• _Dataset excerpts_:
## Start

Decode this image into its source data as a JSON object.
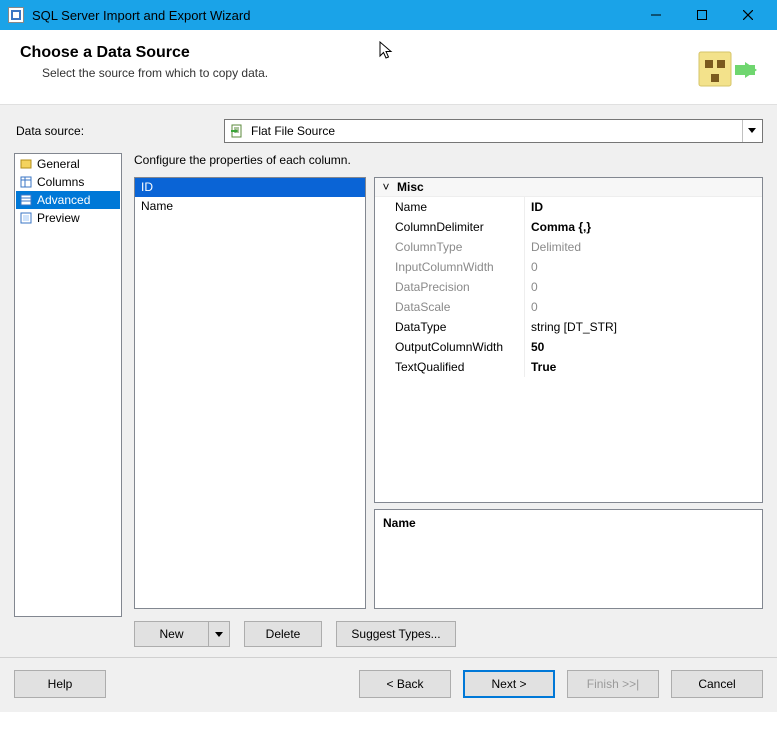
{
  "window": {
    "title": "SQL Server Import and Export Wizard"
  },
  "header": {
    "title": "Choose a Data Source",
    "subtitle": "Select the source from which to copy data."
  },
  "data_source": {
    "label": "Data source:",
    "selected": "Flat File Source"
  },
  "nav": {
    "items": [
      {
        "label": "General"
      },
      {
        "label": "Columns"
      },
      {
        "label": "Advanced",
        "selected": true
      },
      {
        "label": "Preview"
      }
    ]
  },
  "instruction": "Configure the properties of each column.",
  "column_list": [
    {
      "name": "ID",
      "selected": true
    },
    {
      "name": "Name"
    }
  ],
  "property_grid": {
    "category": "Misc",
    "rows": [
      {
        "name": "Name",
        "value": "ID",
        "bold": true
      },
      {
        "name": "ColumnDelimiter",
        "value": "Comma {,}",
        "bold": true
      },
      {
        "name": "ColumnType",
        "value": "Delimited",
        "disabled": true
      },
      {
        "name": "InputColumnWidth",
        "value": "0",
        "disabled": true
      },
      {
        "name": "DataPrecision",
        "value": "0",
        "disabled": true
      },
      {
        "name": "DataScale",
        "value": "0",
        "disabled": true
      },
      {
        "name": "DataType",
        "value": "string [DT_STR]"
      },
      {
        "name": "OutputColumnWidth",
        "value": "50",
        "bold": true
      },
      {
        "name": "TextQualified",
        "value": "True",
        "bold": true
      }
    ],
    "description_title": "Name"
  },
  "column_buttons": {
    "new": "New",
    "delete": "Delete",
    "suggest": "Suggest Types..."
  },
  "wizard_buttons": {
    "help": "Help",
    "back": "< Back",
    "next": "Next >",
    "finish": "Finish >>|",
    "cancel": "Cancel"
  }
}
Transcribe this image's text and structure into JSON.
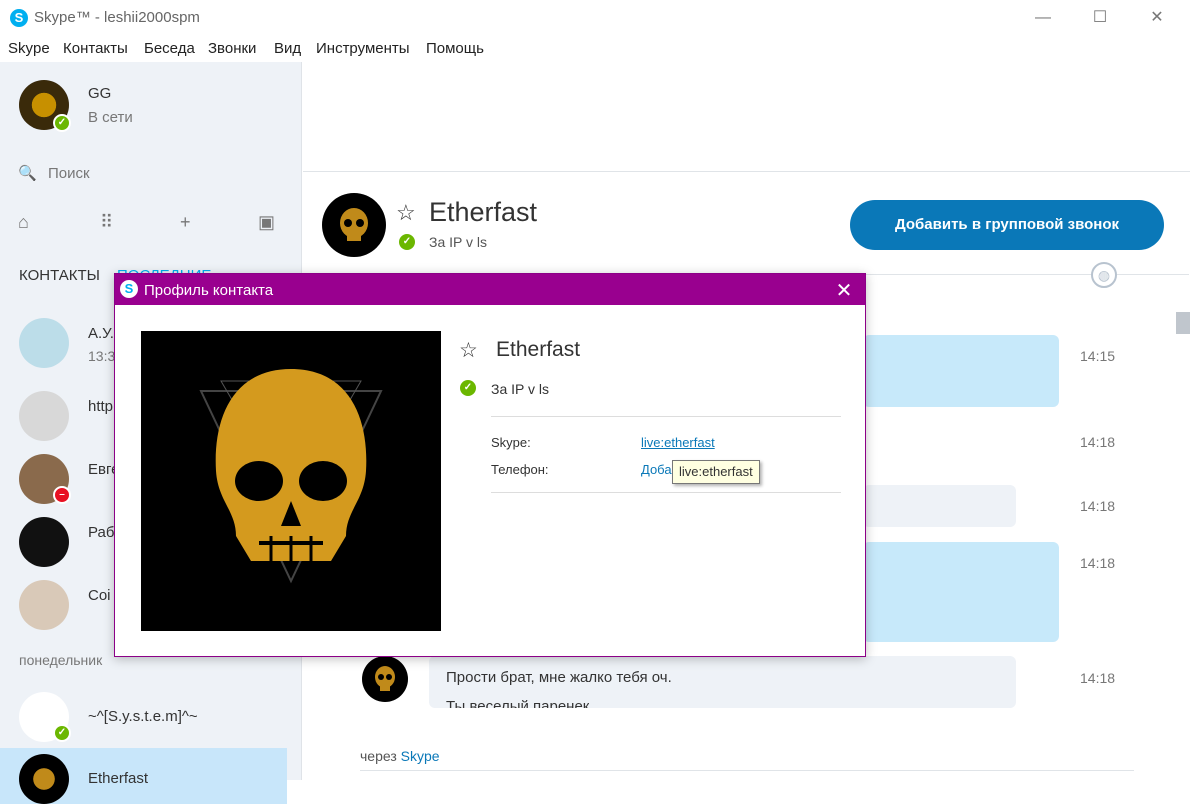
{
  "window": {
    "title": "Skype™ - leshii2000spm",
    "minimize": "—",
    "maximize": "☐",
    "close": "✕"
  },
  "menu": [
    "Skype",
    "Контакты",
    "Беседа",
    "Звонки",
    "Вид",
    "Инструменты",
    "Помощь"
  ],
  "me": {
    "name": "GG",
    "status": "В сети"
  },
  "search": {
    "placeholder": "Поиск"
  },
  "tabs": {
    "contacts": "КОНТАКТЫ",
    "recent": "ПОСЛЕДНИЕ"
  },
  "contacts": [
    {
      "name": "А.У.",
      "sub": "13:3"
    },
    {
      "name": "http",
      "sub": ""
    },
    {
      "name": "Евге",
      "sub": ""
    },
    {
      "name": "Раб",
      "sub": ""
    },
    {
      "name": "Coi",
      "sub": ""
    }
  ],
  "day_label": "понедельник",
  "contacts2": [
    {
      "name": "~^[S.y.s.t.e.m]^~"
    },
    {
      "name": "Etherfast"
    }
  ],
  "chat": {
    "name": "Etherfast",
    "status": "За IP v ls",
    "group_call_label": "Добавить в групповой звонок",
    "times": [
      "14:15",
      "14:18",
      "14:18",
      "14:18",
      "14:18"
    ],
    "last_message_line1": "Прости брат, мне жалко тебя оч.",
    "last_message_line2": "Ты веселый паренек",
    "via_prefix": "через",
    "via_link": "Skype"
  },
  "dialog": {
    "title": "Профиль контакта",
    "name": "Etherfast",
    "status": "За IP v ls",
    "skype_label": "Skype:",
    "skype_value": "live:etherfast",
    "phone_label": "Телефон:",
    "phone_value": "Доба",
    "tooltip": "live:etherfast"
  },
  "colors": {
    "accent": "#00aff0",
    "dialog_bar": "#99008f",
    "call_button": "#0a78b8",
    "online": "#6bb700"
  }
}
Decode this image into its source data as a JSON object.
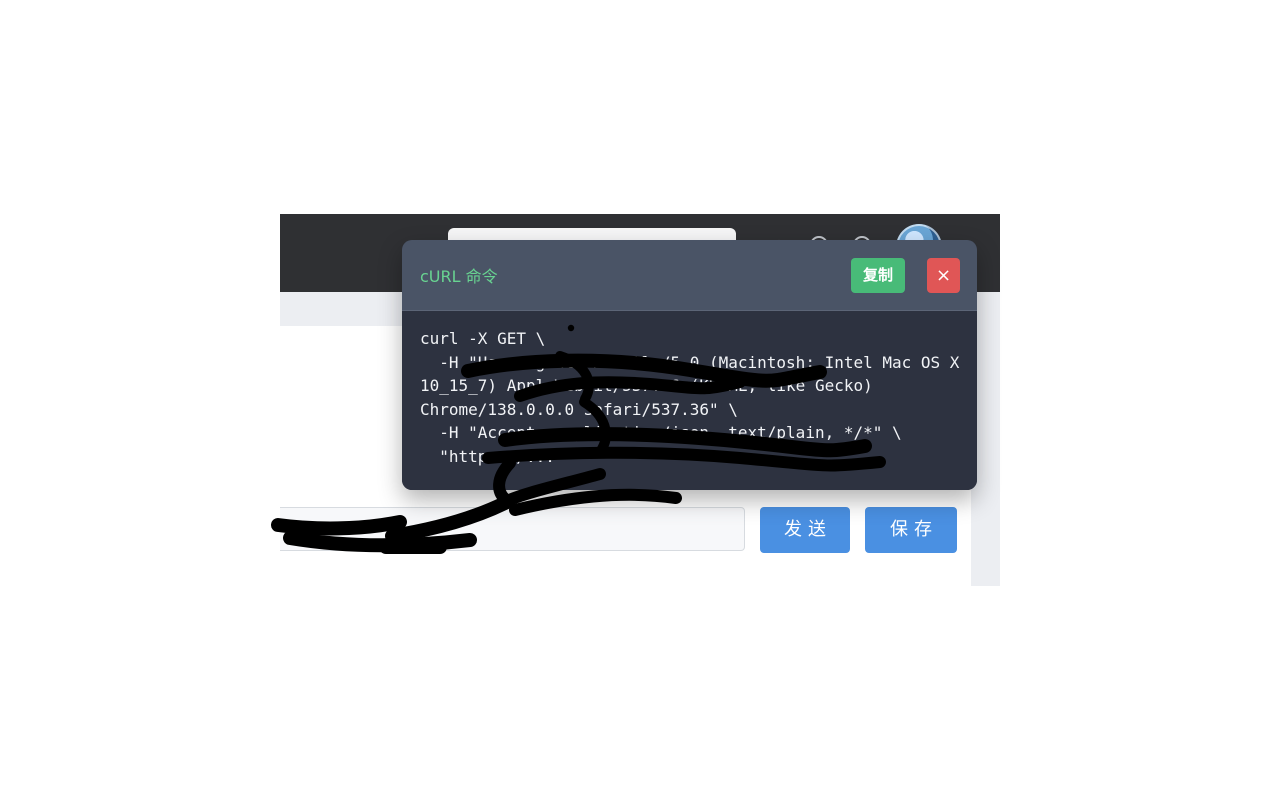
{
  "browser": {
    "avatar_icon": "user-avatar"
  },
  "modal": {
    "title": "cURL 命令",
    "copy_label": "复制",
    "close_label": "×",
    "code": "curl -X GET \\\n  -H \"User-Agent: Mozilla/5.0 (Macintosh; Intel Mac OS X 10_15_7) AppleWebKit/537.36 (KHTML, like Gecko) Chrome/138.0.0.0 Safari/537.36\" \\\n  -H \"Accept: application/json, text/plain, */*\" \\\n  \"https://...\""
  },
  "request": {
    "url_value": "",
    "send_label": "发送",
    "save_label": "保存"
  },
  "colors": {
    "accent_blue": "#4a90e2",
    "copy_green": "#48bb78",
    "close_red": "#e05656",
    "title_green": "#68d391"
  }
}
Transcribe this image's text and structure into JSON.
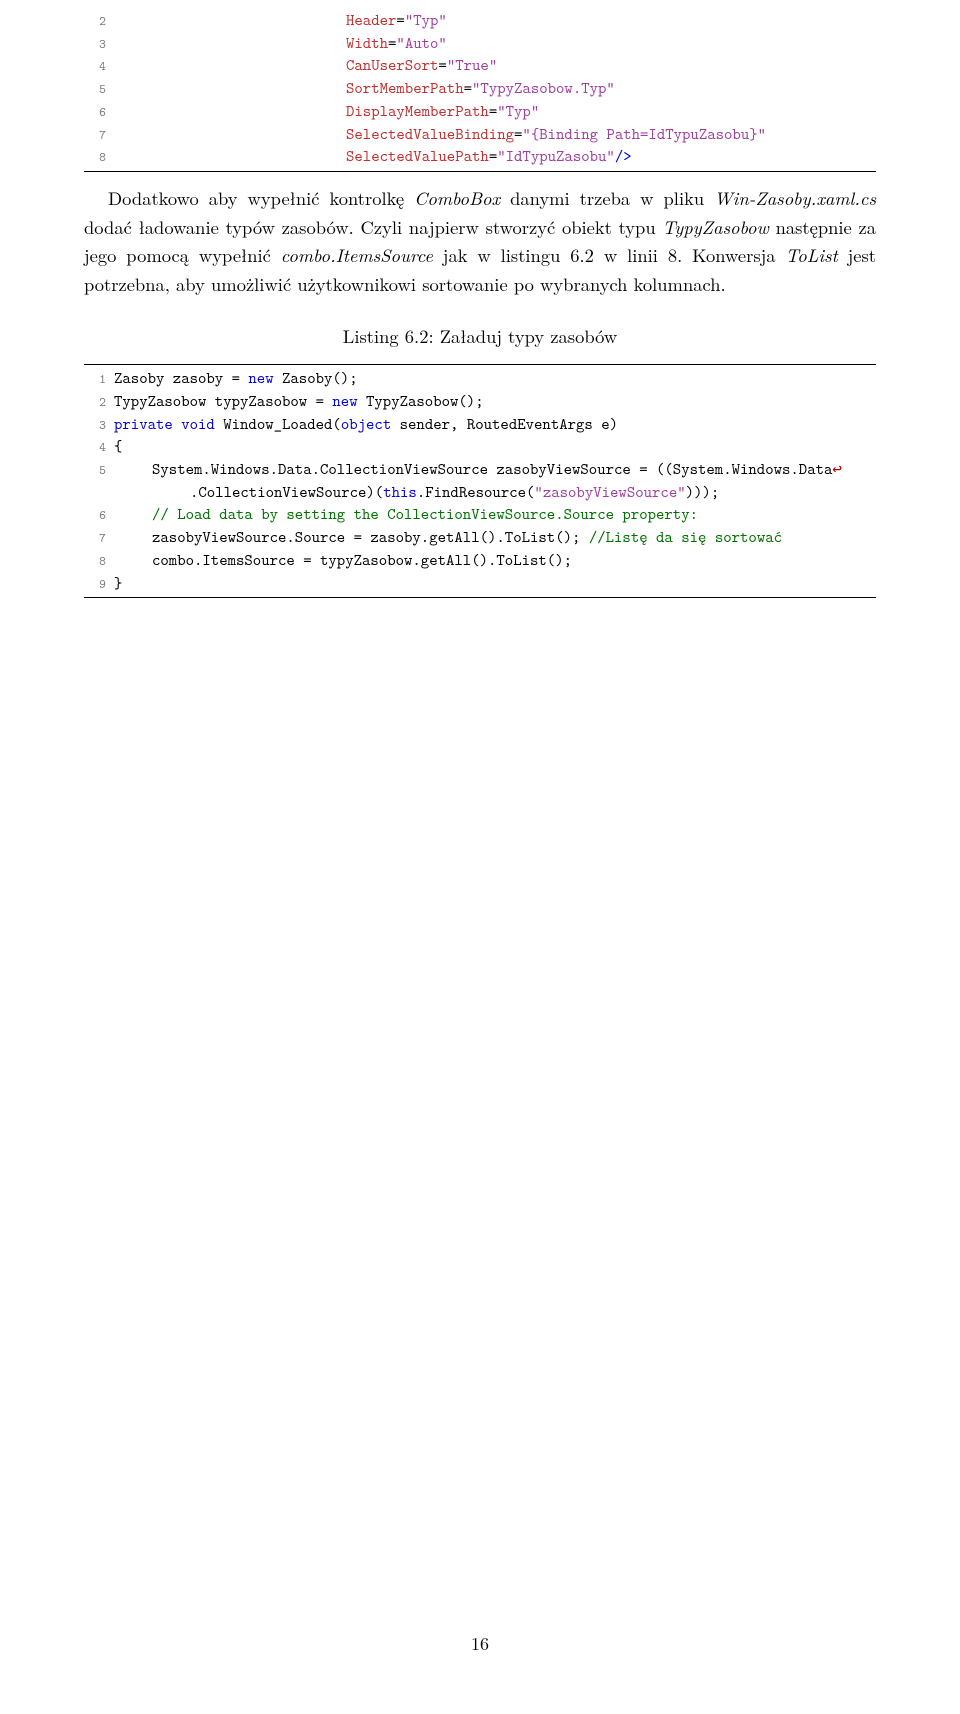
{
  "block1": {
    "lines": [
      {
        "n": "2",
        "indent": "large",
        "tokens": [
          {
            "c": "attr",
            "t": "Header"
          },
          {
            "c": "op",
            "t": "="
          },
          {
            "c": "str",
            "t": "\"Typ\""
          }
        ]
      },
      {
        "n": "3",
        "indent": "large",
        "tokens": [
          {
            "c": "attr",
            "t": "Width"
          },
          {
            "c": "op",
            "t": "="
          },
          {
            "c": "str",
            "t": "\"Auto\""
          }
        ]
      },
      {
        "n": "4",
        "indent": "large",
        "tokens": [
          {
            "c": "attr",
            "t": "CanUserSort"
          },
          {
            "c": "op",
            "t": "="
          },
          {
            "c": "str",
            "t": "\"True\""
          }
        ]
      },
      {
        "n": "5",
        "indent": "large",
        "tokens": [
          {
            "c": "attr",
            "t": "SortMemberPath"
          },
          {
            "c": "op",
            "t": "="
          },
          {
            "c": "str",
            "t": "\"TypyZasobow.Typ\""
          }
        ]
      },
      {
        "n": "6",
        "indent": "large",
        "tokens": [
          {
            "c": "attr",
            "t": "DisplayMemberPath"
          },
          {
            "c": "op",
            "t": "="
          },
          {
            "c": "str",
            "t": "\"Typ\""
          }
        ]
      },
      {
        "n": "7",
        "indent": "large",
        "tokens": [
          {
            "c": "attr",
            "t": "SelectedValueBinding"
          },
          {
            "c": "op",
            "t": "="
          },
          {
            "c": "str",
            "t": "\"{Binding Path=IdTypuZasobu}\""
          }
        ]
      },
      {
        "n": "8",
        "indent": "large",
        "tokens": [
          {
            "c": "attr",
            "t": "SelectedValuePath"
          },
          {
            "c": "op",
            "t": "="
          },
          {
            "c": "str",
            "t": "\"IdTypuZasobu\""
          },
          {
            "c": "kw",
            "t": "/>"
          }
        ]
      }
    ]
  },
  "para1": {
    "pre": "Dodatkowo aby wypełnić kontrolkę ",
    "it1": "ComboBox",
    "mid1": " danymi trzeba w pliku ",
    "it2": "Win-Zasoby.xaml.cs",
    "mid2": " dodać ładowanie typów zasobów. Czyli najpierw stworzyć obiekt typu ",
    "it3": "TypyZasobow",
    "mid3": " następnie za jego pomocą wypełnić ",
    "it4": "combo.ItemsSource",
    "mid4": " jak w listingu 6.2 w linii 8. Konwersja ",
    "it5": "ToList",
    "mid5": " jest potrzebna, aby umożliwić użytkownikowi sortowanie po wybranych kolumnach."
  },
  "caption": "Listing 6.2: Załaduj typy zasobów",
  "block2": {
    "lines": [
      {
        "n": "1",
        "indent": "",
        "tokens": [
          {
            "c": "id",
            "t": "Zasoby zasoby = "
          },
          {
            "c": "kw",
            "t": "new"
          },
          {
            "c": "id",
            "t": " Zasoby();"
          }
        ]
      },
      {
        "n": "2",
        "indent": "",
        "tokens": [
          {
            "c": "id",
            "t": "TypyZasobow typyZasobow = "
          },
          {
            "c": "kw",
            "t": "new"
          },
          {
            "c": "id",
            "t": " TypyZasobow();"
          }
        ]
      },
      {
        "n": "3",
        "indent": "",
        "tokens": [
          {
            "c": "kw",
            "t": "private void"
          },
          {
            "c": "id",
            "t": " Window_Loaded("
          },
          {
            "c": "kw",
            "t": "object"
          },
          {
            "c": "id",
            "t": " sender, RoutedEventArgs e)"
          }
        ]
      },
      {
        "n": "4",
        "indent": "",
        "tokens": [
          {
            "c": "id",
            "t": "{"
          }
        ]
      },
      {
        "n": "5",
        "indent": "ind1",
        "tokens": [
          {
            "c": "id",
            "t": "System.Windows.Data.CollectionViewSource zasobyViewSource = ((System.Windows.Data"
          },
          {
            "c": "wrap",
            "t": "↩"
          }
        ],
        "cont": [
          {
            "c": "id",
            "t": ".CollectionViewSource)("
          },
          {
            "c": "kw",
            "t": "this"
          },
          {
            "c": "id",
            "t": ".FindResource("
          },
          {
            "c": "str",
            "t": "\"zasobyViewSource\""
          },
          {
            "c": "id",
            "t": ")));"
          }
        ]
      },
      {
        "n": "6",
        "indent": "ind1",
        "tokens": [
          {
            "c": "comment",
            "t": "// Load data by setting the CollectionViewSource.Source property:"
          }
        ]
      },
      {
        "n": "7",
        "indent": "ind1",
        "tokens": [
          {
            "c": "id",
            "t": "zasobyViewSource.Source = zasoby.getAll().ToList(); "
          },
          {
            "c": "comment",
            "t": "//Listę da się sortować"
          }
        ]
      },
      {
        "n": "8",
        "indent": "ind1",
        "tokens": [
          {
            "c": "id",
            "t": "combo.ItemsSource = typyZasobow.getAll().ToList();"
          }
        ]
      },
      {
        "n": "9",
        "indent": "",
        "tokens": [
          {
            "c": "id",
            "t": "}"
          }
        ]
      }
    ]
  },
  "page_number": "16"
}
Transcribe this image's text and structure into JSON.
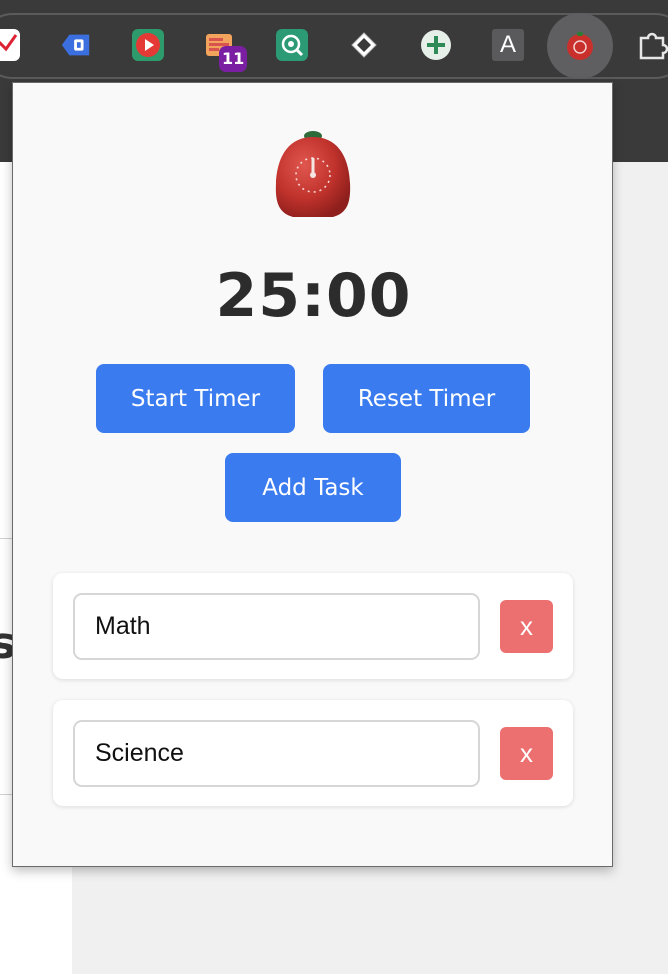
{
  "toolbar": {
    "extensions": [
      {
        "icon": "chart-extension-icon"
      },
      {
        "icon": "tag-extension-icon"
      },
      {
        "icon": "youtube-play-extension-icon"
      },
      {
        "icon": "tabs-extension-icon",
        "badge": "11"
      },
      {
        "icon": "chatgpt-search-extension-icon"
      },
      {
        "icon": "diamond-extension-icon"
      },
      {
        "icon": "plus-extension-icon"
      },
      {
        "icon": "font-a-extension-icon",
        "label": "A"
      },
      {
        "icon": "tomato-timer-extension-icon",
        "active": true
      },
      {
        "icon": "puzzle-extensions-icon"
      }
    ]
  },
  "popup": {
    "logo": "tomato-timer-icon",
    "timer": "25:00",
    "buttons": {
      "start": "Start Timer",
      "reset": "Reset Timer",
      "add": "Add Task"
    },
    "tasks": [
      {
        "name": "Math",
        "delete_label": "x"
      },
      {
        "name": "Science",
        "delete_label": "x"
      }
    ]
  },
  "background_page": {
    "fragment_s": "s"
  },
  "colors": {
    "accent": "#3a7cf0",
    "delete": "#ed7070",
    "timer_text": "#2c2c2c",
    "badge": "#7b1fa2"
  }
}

## End

• _WHAT THE EXERCISE ASKS_: Find how many lines of the listing include the string "extensions" and give that number, nothing else.

• _ANSWER_: 2